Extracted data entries
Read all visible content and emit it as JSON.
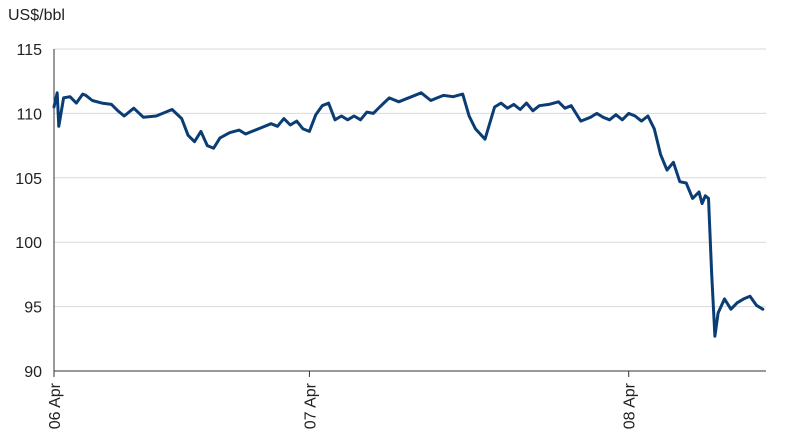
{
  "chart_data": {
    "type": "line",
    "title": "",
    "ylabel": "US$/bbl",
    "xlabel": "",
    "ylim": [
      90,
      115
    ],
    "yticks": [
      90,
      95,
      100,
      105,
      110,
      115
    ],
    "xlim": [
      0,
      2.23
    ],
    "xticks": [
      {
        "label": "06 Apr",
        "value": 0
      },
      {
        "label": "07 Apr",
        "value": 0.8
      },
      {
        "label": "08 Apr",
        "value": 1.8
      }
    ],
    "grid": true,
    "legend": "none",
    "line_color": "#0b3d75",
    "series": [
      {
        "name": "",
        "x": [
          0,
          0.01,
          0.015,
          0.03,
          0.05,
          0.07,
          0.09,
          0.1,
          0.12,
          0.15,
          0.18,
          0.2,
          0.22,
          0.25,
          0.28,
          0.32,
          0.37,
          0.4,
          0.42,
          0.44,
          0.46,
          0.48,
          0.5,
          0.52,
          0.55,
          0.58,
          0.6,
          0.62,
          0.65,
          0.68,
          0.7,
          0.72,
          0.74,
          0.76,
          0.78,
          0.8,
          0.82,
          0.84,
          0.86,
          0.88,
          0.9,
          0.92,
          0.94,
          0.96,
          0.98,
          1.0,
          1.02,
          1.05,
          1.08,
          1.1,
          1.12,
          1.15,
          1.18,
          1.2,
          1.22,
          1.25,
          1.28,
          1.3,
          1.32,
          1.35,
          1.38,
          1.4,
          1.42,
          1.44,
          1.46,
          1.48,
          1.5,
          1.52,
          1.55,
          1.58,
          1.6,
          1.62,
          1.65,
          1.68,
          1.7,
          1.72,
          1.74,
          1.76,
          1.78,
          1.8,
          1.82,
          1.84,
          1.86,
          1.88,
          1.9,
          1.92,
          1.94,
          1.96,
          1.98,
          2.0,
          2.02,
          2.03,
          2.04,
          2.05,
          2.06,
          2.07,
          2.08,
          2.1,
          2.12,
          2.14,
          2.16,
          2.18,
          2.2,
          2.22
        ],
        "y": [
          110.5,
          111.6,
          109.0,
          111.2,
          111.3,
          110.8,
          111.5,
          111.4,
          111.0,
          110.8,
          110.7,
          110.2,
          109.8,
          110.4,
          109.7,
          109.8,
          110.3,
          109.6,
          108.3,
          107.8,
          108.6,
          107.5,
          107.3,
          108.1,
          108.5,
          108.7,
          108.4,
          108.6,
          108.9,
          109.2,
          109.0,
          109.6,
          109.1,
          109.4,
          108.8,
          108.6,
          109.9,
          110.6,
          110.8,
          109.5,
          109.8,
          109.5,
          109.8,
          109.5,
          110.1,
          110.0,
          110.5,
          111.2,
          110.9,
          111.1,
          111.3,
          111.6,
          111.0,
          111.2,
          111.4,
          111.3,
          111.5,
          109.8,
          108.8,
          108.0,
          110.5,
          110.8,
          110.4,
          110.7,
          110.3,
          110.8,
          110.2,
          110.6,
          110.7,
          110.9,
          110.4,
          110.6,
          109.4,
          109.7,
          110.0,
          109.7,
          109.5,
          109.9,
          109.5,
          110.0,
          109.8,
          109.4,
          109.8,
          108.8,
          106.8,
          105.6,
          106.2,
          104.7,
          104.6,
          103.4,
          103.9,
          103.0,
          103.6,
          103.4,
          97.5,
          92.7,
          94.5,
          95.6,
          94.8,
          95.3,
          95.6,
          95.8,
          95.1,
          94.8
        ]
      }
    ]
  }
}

_THE REQUEST_.
The pictures should not appear in the copy; every other part of the records above must be returned exactly.

_EXERCISE ANSWER_.
Read all visible content and emit it as JSON.
{
  "chart_data": {
    "type": "line",
    "title": "",
    "ylabel": "US$/bbl",
    "xlabel": "",
    "ylim": [
      90,
      115
    ],
    "yticks": [
      90,
      95,
      100,
      105,
      110,
      115
    ],
    "xlim": [
      0,
      2.23
    ],
    "xticks": [
      {
        "label": "06 Apr",
        "value": 0
      },
      {
        "label": "07 Apr",
        "value": 0.8
      },
      {
        "label": "08 Apr",
        "value": 1.8
      }
    ],
    "grid": true,
    "legend": "none",
    "line_color": "#0b3d75",
    "series": [
      {
        "name": "",
        "x": [
          0,
          0.01,
          0.015,
          0.03,
          0.05,
          0.07,
          0.09,
          0.1,
          0.12,
          0.15,
          0.18,
          0.2,
          0.22,
          0.25,
          0.28,
          0.32,
          0.37,
          0.4,
          0.42,
          0.44,
          0.46,
          0.48,
          0.5,
          0.52,
          0.55,
          0.58,
          0.6,
          0.62,
          0.65,
          0.68,
          0.7,
          0.72,
          0.74,
          0.76,
          0.78,
          0.8,
          0.82,
          0.84,
          0.86,
          0.88,
          0.9,
          0.92,
          0.94,
          0.96,
          0.98,
          1.0,
          1.02,
          1.05,
          1.08,
          1.1,
          1.12,
          1.15,
          1.18,
          1.2,
          1.22,
          1.25,
          1.28,
          1.3,
          1.32,
          1.35,
          1.38,
          1.4,
          1.42,
          1.44,
          1.46,
          1.48,
          1.5,
          1.52,
          1.55,
          1.58,
          1.6,
          1.62,
          1.65,
          1.68,
          1.7,
          1.72,
          1.74,
          1.76,
          1.78,
          1.8,
          1.82,
          1.84,
          1.86,
          1.88,
          1.9,
          1.92,
          1.94,
          1.96,
          1.98,
          2.0,
          2.02,
          2.03,
          2.04,
          2.05,
          2.06,
          2.07,
          2.08,
          2.1,
          2.12,
          2.14,
          2.16,
          2.18,
          2.2,
          2.22
        ],
        "y": [
          110.5,
          111.6,
          109.0,
          111.2,
          111.3,
          110.8,
          111.5,
          111.4,
          111.0,
          110.8,
          110.7,
          110.2,
          109.8,
          110.4,
          109.7,
          109.8,
          110.3,
          109.6,
          108.3,
          107.8,
          108.6,
          107.5,
          107.3,
          108.1,
          108.5,
          108.7,
          108.4,
          108.6,
          108.9,
          109.2,
          109.0,
          109.6,
          109.1,
          109.4,
          108.8,
          108.6,
          109.9,
          110.6,
          110.8,
          109.5,
          109.8,
          109.5,
          109.8,
          109.5,
          110.1,
          110.0,
          110.5,
          111.2,
          110.9,
          111.1,
          111.3,
          111.6,
          111.0,
          111.2,
          111.4,
          111.3,
          111.5,
          109.8,
          108.8,
          108.0,
          110.5,
          110.8,
          110.4,
          110.7,
          110.3,
          110.8,
          110.2,
          110.6,
          110.7,
          110.9,
          110.4,
          110.6,
          109.4,
          109.7,
          110.0,
          109.7,
          109.5,
          109.9,
          109.5,
          110.0,
          109.8,
          109.4,
          109.8,
          108.8,
          106.8,
          105.6,
          106.2,
          104.7,
          104.6,
          103.4,
          103.9,
          103.0,
          103.6,
          103.4,
          97.5,
          92.7,
          94.5,
          95.6,
          94.8,
          95.3,
          95.6,
          95.8,
          95.1,
          94.8
        ]
      }
    ]
  }
}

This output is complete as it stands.